Direction:
Count how many lines contain the word "good". Please give only the number.

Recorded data

========================================================================

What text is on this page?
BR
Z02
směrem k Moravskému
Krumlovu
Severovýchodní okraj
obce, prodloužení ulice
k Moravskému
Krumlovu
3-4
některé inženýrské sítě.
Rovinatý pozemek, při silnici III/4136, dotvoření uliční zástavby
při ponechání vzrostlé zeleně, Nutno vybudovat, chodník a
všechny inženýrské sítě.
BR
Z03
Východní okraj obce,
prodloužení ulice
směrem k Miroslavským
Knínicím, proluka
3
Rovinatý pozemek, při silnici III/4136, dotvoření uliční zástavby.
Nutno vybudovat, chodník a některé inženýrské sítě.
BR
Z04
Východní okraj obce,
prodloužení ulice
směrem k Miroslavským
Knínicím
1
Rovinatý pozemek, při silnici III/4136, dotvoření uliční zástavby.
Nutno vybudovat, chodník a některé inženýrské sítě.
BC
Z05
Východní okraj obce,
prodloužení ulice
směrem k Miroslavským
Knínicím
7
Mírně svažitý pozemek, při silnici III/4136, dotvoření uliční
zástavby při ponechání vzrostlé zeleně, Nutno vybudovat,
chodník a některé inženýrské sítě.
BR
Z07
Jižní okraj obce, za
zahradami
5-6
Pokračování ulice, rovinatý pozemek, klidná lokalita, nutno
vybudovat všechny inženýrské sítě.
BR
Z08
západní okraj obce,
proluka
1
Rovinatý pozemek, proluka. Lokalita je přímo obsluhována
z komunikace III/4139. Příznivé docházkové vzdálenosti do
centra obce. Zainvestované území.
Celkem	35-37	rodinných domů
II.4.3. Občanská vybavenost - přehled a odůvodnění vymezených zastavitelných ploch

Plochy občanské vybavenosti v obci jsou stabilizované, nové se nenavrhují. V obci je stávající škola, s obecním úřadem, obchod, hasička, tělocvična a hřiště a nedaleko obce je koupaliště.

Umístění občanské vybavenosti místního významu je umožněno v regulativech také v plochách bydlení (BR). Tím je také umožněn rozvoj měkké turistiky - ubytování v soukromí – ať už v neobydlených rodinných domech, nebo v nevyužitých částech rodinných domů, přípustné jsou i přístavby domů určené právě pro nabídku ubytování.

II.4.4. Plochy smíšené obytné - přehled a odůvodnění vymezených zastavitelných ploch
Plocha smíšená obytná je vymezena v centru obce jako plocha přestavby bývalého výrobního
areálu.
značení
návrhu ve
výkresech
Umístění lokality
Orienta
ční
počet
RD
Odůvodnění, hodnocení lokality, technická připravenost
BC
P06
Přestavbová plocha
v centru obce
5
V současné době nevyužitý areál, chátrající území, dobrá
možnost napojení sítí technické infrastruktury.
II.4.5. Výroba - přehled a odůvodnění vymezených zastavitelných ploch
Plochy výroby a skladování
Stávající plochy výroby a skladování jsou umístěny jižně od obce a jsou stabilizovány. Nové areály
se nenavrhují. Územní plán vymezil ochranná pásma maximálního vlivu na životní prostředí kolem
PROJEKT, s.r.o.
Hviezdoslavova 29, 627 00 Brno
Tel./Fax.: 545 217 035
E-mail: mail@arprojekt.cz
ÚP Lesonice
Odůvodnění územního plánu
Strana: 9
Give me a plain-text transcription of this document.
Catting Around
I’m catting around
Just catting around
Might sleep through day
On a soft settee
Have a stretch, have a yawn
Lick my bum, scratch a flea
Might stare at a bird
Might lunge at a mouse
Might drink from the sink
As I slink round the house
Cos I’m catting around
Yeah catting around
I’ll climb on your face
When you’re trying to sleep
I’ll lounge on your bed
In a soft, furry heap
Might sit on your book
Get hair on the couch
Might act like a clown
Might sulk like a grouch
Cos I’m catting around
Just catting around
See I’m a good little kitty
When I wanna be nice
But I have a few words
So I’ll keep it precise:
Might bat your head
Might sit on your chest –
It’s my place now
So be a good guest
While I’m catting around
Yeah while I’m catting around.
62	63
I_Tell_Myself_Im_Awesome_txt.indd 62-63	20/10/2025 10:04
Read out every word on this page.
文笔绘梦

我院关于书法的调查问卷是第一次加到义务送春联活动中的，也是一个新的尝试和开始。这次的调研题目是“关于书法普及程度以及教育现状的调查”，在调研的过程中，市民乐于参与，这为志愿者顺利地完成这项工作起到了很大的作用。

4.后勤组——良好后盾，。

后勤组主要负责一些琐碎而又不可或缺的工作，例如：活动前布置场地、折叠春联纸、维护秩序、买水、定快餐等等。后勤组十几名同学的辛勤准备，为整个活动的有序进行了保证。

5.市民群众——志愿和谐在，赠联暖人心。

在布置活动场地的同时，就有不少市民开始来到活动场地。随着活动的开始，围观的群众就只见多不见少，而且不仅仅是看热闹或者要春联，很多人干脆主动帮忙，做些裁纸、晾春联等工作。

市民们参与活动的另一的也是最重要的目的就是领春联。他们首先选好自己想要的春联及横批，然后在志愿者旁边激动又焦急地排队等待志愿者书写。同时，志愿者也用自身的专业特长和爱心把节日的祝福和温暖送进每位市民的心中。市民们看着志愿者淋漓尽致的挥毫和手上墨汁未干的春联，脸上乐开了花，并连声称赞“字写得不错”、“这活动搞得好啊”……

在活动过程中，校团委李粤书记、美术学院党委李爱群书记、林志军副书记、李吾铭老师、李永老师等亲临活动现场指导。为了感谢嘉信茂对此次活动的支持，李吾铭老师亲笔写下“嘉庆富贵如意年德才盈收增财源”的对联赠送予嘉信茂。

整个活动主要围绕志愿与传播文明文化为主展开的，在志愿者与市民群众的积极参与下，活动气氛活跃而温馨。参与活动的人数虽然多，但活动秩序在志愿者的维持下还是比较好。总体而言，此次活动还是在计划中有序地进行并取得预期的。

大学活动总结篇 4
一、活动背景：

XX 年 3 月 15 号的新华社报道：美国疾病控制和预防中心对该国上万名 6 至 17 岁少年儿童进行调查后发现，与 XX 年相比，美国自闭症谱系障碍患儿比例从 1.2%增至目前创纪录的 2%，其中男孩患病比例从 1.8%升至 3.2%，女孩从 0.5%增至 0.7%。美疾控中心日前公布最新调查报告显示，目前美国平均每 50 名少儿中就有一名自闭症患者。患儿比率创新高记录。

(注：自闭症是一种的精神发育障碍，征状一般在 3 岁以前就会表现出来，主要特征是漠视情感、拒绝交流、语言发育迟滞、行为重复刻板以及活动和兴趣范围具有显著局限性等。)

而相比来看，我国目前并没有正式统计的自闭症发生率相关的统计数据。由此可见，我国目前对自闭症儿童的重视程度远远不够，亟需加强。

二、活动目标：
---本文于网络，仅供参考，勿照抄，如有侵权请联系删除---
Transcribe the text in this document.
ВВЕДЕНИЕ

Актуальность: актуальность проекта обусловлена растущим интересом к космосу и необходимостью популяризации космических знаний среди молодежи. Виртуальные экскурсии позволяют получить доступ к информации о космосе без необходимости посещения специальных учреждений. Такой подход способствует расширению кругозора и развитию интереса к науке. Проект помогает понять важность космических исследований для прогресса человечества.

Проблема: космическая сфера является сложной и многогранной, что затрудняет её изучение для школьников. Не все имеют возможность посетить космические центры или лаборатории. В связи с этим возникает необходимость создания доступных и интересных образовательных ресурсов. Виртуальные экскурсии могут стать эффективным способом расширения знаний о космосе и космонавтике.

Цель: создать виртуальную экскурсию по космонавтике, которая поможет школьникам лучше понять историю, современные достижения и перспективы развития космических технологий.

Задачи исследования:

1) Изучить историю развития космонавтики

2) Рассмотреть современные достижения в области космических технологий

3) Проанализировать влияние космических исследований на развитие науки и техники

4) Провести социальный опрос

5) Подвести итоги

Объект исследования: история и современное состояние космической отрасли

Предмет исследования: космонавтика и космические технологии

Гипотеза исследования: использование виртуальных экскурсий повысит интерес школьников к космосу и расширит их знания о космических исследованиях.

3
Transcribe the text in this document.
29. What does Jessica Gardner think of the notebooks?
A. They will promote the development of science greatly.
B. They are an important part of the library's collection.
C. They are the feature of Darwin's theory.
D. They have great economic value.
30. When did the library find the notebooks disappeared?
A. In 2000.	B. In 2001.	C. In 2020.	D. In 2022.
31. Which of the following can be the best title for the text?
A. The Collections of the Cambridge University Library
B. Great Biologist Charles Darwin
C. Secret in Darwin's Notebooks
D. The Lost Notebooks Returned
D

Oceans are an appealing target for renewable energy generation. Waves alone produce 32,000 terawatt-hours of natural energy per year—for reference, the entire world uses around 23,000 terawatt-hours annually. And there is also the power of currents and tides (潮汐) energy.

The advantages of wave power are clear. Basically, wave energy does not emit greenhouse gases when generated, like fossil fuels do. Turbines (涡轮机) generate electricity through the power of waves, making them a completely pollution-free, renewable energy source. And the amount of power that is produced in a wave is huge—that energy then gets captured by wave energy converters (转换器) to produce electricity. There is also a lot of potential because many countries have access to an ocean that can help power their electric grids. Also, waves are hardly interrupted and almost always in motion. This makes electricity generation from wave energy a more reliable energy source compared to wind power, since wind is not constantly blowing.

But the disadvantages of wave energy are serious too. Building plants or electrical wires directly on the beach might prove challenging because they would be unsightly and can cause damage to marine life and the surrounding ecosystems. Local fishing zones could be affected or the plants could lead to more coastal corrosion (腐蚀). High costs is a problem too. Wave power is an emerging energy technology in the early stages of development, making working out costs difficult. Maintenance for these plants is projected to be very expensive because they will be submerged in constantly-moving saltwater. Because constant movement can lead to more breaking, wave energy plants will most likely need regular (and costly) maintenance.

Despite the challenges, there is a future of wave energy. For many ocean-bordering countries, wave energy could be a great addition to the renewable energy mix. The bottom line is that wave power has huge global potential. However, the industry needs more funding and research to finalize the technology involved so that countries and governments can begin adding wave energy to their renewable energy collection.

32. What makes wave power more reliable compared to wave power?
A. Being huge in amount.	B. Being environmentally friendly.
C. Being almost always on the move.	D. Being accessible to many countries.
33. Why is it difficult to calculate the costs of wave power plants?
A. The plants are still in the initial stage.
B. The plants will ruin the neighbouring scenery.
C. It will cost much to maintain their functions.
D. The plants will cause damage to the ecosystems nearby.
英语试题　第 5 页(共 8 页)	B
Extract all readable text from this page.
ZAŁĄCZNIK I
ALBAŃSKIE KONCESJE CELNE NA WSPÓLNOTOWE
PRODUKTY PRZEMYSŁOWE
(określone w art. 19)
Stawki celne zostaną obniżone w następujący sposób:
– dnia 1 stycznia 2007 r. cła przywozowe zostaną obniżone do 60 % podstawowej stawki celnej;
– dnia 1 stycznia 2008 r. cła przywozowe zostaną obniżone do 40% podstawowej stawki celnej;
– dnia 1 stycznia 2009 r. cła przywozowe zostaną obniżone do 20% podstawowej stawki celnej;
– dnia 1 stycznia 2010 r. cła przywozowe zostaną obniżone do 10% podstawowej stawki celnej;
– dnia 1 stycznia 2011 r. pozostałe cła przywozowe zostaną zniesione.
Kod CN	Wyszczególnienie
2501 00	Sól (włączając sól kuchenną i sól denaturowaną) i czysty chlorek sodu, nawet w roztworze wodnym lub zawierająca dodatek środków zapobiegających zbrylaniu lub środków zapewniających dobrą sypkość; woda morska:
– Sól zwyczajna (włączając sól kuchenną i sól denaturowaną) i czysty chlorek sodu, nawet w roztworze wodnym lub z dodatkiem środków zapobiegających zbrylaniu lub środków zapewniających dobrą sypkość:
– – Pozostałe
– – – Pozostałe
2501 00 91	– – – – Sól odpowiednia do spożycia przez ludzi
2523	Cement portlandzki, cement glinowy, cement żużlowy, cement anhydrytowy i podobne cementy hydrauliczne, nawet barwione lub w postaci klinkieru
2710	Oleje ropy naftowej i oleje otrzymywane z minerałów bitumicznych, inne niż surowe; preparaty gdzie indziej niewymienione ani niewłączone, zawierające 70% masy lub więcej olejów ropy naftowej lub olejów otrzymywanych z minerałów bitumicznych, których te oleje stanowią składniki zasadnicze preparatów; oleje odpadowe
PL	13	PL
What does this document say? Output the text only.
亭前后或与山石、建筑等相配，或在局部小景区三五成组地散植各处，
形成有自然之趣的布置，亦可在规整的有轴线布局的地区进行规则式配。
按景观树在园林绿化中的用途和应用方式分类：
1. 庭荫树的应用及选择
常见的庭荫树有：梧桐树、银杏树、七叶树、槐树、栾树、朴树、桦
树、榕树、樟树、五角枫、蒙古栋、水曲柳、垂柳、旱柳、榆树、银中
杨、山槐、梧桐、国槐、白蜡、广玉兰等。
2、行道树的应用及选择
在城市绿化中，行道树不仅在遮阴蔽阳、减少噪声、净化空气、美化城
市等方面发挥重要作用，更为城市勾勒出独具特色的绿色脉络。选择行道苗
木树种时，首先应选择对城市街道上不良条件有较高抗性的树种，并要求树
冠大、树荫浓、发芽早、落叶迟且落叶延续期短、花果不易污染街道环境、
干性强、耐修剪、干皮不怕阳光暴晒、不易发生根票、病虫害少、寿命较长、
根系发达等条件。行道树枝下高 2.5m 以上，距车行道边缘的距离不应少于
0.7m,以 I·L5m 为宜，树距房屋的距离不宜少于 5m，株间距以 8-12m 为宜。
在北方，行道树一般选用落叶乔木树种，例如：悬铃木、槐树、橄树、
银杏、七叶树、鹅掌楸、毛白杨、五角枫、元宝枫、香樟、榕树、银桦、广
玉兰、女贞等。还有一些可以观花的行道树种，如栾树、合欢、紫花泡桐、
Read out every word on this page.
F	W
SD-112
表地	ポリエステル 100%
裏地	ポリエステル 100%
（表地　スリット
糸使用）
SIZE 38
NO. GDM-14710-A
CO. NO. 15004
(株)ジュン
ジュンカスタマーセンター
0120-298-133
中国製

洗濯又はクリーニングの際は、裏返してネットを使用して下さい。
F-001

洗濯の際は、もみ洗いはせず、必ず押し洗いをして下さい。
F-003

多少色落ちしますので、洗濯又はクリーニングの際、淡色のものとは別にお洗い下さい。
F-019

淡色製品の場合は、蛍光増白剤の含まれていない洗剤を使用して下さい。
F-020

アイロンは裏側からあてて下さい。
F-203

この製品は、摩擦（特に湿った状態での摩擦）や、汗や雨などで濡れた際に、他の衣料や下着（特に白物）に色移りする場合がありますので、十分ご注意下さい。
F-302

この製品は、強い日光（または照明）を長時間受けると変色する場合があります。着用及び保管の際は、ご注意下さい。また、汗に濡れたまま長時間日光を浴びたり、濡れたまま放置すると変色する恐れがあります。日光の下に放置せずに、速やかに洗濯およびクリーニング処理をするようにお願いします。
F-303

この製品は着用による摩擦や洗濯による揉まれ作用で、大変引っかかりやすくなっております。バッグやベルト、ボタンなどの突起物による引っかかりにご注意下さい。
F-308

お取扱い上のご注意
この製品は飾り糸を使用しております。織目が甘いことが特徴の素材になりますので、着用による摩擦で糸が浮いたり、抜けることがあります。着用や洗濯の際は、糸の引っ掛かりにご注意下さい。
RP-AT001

========================================================================

In response:
2